Exercise description: Carry on the post about the Pew reports on which communication tools Americans use, picking up after its last line.

Passage:
Left Coast Voices

"I would hurl words into the darkness and wait for an echo. If an echo sounded, no matter how faintly, I would send other words to tell, to march, to fight." Richard Wright, American Hunger

Who’s Connected?

The Pew Research Center for the People & the Press “is an independent, non-partisan public opinion research organization that studies attitudes toward politics, the press and public policy issues. In this role it serves as a valuable information resource for political leaders, journalists, scholars and citizens.”

They recently issued three reports on which communication tools we are using.  Here is a very brief overview.

Smartphone Adoption and Usage

  • 35% of all US adults have a smartphone.
  • The biggest users — those with income of $75K or more, college degree, under age 45, African-American or Latino.
  • Some 87% of smartphone owners access the internet or email on their handheld; 25% of smartphone owners say that they mostly go online using their phone, rather than with a computer.

It's fast and smells good!

E-reader & Tablet Ownership

  • E-reader ownership has doubled in last six months, to 12% of US adults.
  • Tablet ownership, now at 8%, appears to be leveling off; 17% of those with $75K+ income own one, and 13% of college grads.
  • Confirming the overall trend toward adoption of mobile devices, laptop computers are for the first time as popular as desktop computers among U.S. adults.

Ebooks - the future is now.

Social Networking Sites and Our Lives

  • 47% of US adults use at least one social network site (SNS), close to double the number in 2008.
  • Half these users are now over the age of 35.

Items from a data source:
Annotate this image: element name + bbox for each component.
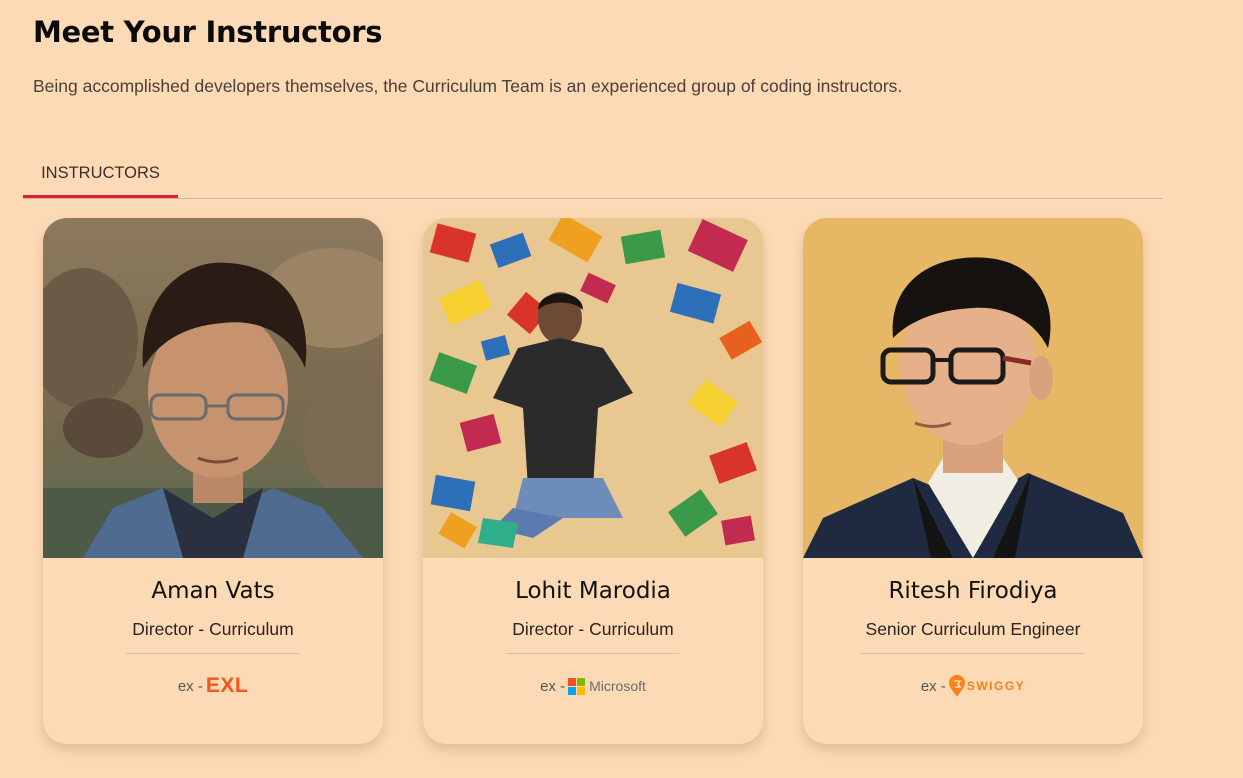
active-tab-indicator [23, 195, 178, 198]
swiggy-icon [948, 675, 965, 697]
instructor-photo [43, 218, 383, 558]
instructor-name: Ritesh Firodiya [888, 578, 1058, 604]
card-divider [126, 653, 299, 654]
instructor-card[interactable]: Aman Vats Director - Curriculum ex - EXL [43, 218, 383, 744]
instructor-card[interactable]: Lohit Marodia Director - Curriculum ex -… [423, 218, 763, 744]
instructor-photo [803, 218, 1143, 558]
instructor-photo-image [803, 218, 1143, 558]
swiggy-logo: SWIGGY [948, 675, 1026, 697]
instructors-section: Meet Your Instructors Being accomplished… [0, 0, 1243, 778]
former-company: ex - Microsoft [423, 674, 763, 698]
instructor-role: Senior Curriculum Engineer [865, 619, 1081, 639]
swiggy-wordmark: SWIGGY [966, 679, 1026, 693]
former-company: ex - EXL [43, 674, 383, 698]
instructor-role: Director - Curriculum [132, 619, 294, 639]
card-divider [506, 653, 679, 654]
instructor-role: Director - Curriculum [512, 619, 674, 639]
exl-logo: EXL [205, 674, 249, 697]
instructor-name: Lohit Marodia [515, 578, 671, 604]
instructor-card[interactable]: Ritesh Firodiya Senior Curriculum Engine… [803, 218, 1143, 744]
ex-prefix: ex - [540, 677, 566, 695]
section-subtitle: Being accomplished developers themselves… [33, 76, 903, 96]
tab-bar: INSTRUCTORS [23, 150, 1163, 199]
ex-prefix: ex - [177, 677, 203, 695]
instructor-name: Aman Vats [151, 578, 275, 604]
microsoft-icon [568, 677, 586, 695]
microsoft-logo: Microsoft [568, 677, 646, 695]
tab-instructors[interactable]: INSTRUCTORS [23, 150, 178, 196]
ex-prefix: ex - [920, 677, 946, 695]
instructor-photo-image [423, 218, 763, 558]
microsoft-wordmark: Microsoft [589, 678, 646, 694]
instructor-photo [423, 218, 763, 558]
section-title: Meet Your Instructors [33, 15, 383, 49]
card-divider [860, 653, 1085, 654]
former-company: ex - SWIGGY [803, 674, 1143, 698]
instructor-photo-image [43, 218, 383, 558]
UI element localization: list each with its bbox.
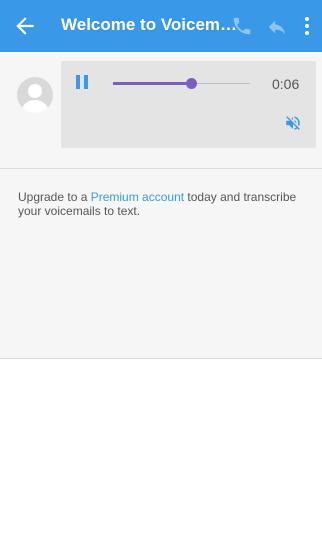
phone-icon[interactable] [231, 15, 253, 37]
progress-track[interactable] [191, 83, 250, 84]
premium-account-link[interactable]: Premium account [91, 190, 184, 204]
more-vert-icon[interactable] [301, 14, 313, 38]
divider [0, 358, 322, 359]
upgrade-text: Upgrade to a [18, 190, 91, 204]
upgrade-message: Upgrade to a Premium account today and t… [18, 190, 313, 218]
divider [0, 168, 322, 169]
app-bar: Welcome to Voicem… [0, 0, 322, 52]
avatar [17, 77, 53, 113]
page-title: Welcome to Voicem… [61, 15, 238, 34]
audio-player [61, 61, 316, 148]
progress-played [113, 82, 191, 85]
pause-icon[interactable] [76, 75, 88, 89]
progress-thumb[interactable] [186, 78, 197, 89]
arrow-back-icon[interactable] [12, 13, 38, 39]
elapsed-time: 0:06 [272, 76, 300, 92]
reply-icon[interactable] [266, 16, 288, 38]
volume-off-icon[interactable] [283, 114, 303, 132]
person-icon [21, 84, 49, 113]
==
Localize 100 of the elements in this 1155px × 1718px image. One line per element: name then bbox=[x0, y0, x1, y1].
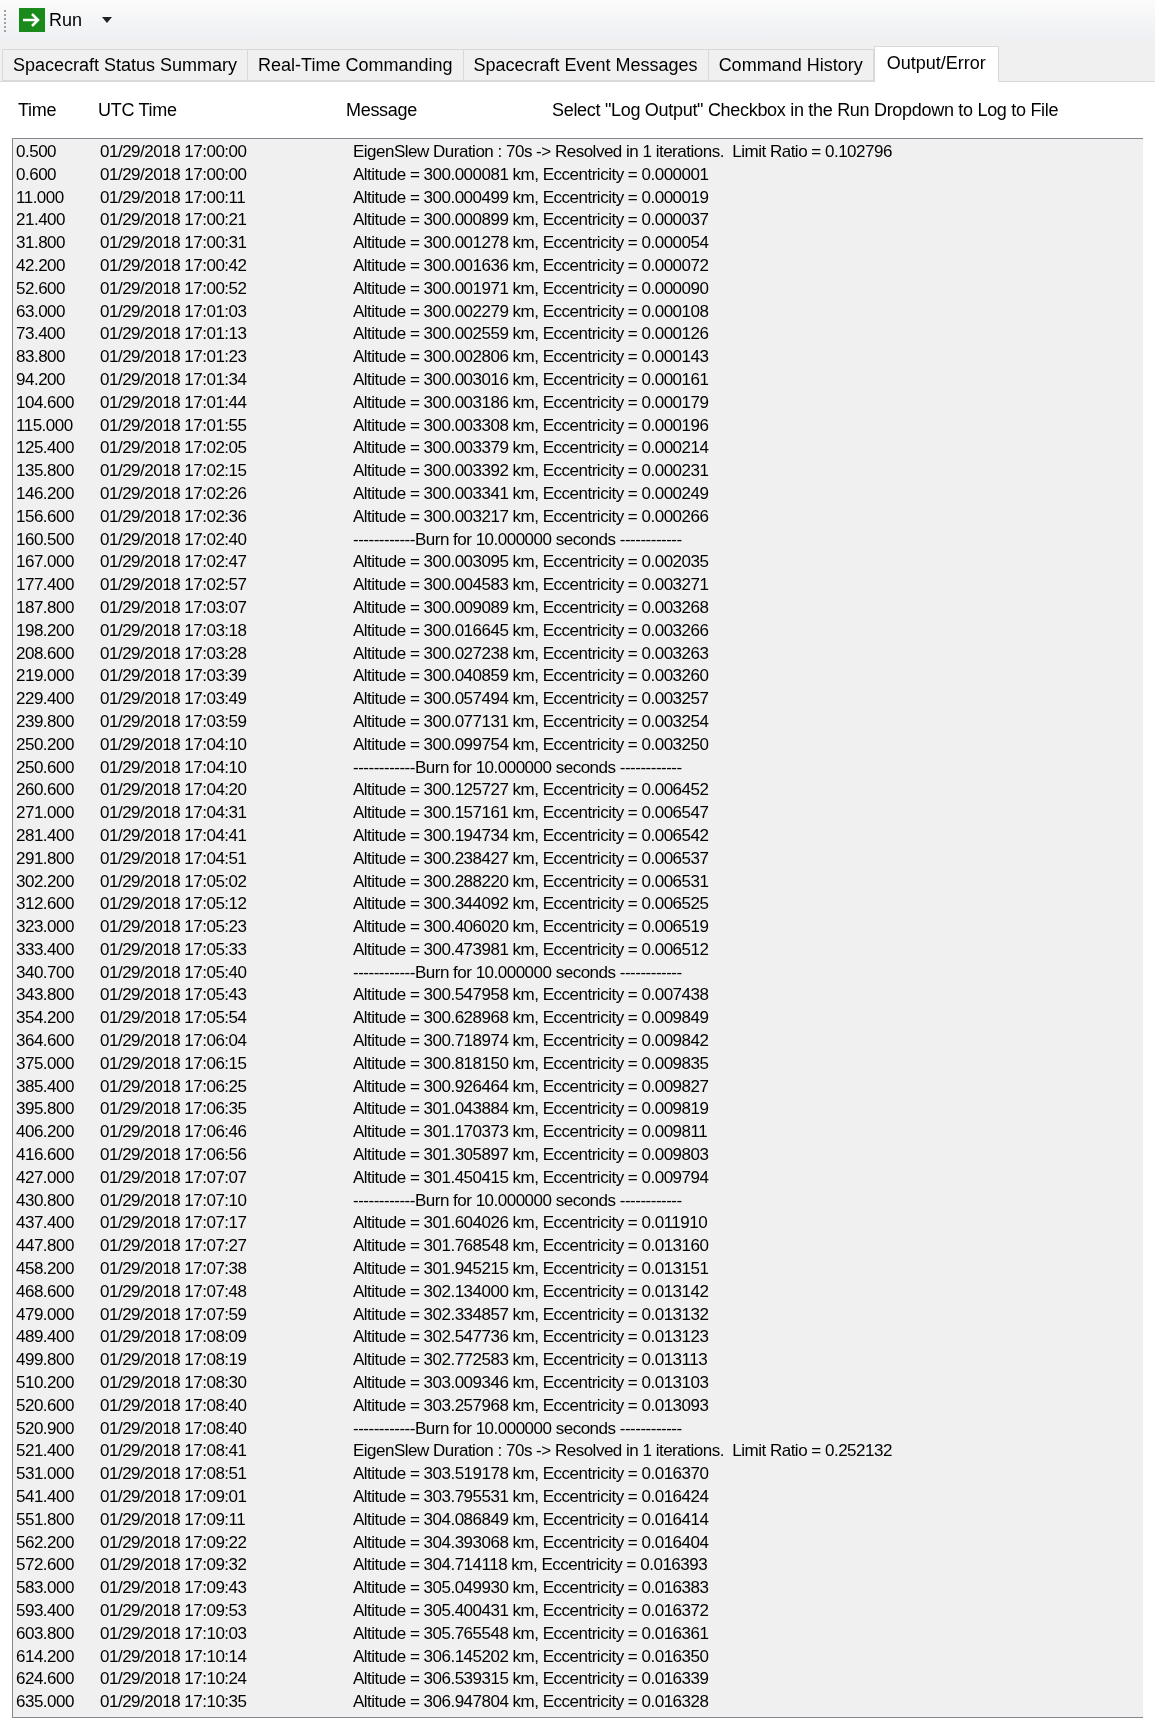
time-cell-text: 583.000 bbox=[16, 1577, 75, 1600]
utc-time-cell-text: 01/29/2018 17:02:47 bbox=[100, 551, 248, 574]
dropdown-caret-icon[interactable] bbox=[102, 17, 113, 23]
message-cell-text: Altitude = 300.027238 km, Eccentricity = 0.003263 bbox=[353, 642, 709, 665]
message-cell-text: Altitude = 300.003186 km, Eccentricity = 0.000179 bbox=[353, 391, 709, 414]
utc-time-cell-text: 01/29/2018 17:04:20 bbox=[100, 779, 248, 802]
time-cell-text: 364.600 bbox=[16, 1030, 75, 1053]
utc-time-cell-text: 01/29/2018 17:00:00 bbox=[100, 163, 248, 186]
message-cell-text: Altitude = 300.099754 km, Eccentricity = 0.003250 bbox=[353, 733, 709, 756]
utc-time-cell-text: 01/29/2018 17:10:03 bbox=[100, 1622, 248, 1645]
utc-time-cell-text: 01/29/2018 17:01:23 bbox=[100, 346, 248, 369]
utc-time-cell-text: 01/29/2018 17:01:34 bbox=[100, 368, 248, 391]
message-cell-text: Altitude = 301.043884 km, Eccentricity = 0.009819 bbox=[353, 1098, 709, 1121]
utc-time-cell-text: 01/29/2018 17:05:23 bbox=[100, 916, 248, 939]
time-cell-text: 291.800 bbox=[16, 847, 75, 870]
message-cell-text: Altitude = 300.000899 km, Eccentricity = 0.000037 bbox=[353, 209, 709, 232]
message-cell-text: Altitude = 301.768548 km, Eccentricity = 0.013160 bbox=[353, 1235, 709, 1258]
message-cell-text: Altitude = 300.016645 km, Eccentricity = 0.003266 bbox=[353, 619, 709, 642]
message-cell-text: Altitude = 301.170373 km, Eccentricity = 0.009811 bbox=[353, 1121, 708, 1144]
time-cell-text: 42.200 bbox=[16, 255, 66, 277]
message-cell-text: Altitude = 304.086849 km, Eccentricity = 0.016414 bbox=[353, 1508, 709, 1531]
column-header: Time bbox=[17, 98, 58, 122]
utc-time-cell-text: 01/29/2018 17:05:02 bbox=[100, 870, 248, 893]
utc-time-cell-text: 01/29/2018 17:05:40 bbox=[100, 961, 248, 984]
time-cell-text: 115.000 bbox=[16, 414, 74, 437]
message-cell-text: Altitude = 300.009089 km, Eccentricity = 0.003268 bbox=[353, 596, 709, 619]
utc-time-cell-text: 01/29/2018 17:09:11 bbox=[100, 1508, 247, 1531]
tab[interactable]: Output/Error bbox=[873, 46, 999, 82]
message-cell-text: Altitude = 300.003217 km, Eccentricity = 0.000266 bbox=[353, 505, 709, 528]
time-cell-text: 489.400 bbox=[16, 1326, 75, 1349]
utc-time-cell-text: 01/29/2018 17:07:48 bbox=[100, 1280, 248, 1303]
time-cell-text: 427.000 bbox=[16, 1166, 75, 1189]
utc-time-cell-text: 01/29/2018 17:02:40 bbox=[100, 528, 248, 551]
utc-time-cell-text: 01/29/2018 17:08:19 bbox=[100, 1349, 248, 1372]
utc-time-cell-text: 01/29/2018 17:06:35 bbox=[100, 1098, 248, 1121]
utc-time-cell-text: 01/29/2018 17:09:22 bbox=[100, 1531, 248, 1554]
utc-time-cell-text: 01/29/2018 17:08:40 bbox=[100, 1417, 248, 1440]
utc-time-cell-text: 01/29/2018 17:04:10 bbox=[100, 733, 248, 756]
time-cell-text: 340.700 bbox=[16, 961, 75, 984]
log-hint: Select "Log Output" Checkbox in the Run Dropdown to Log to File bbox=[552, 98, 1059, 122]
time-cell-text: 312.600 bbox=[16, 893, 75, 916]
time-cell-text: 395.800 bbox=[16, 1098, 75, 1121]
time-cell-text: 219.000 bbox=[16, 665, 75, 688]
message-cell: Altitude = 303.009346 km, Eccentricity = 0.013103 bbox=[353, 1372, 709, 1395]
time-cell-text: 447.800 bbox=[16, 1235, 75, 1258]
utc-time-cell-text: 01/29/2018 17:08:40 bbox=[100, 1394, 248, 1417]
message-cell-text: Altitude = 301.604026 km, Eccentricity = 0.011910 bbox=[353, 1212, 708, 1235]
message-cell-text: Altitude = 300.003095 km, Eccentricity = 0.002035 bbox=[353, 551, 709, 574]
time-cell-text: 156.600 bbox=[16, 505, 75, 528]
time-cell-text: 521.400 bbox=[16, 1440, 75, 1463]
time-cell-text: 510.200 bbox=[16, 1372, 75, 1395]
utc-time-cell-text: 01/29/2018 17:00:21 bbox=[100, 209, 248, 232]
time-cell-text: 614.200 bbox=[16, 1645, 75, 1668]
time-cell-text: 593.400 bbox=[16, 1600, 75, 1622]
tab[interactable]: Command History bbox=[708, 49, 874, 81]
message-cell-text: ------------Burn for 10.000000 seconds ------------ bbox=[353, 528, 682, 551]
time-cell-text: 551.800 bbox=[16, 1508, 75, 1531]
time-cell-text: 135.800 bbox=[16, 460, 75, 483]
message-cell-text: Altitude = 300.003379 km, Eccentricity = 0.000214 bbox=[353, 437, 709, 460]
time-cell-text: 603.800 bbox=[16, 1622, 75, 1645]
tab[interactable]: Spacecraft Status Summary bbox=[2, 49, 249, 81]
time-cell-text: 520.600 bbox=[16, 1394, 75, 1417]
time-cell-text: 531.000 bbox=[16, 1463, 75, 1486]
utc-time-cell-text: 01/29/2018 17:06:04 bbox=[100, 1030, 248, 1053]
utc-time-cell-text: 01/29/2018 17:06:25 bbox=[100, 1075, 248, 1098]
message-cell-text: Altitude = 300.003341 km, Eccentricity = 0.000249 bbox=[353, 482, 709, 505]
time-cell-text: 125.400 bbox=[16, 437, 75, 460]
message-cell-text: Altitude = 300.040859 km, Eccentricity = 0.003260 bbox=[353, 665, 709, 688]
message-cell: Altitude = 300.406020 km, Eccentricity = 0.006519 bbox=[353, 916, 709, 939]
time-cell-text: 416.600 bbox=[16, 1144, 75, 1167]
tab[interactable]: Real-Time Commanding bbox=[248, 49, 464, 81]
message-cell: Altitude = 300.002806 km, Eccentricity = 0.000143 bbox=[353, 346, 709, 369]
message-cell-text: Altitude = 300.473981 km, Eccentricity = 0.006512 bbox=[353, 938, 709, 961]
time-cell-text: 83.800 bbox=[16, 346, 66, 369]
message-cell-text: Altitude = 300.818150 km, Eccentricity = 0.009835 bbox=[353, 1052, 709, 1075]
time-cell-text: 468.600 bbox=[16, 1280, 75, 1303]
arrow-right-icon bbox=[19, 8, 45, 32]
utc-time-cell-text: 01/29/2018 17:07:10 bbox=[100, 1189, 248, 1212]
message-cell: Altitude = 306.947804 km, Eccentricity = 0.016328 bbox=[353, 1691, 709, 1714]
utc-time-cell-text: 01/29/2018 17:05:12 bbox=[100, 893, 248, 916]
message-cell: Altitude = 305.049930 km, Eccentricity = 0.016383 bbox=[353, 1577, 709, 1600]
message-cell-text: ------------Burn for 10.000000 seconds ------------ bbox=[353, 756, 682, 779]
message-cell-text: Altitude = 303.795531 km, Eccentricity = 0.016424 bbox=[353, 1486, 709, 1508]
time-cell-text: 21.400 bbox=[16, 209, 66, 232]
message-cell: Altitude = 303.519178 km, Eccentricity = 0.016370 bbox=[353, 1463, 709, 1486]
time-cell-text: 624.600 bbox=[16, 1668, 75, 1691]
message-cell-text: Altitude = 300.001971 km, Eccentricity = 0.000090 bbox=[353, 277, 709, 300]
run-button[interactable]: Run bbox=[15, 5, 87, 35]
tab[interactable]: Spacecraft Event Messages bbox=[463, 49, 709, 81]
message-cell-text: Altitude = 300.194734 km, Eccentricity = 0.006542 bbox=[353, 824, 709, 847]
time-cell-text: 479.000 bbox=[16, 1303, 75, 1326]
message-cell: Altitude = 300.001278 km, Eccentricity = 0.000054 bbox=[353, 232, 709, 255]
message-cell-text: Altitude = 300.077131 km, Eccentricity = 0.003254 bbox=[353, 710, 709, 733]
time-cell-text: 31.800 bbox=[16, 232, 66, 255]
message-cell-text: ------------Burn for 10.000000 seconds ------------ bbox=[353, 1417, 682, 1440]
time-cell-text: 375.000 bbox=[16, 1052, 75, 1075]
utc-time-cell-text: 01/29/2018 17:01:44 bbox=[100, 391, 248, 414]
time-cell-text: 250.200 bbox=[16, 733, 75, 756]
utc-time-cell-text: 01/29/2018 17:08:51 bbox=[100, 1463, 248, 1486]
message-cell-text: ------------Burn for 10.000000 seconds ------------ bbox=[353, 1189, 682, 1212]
---
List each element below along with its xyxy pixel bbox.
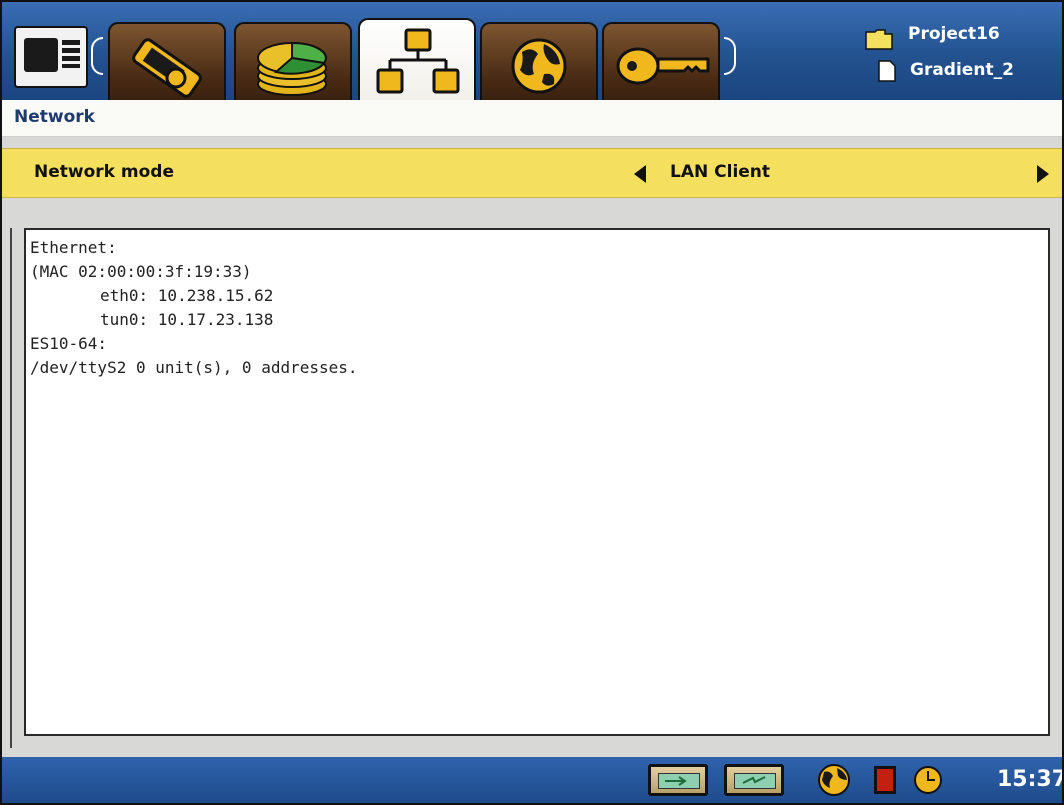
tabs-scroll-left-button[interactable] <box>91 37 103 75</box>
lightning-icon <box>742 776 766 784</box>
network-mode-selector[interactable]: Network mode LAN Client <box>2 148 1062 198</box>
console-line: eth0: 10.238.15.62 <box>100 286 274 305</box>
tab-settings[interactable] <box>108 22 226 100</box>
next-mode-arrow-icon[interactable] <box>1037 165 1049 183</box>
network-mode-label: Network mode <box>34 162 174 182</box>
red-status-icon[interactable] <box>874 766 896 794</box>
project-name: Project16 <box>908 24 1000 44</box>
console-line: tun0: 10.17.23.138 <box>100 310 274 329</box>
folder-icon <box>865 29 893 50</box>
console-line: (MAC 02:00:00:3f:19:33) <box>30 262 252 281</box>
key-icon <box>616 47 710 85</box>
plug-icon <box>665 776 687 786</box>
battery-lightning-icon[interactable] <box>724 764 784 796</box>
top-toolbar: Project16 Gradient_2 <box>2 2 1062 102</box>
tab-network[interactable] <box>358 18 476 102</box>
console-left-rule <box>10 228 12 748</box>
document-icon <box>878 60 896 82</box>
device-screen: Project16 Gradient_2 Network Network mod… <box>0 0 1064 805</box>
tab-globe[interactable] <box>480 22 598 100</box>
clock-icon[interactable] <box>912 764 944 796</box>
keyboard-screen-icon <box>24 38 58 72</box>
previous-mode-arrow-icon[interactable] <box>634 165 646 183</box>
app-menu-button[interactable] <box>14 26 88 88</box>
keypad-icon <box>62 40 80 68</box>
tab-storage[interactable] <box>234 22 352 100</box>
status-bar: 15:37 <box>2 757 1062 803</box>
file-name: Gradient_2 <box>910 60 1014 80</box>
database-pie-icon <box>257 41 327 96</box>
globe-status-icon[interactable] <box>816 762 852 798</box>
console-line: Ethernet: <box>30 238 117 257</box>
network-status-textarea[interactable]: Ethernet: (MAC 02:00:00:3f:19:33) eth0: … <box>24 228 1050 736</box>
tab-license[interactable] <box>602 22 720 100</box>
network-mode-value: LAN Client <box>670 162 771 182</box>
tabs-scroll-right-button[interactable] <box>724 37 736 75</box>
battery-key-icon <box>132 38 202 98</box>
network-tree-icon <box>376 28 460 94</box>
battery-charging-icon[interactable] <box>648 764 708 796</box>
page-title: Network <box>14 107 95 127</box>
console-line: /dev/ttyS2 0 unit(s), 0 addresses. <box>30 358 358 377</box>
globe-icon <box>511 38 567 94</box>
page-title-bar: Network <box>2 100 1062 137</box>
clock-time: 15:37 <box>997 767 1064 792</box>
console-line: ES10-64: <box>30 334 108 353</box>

Exercise result:
  • 92% are using Facebook, 18% LinkedIn, 13% Twitter.

However, here is what really excited me:

“At that time, 10% of Americans reported that they had attended a political rally, 23% reported that they had tried to convince someone to vote for a specific candidate, and 66% reported that they had or intended to vote. Internet users in general were over twice as likely to attend a political meeting, 78% more likely to try and influence someone’s vote, and 53% more likely to have voted or intended to vote.  Compared with other internet users, and users of other SNS platforms, a Facebook user who uses the site multiple times per day was an additional two and half times more likely to attend a political rally or meeting, 57% more likely to persuade someone on their vote, and an additional 43% more likely to have said they would vote.”

The premise of my novel, The Accidental Activist, written several years prior to this report, was the vision that the Internet and its various platforms would become a catalyst for more political and social advocacy.

It is still the beginning, but a very exciting beginning.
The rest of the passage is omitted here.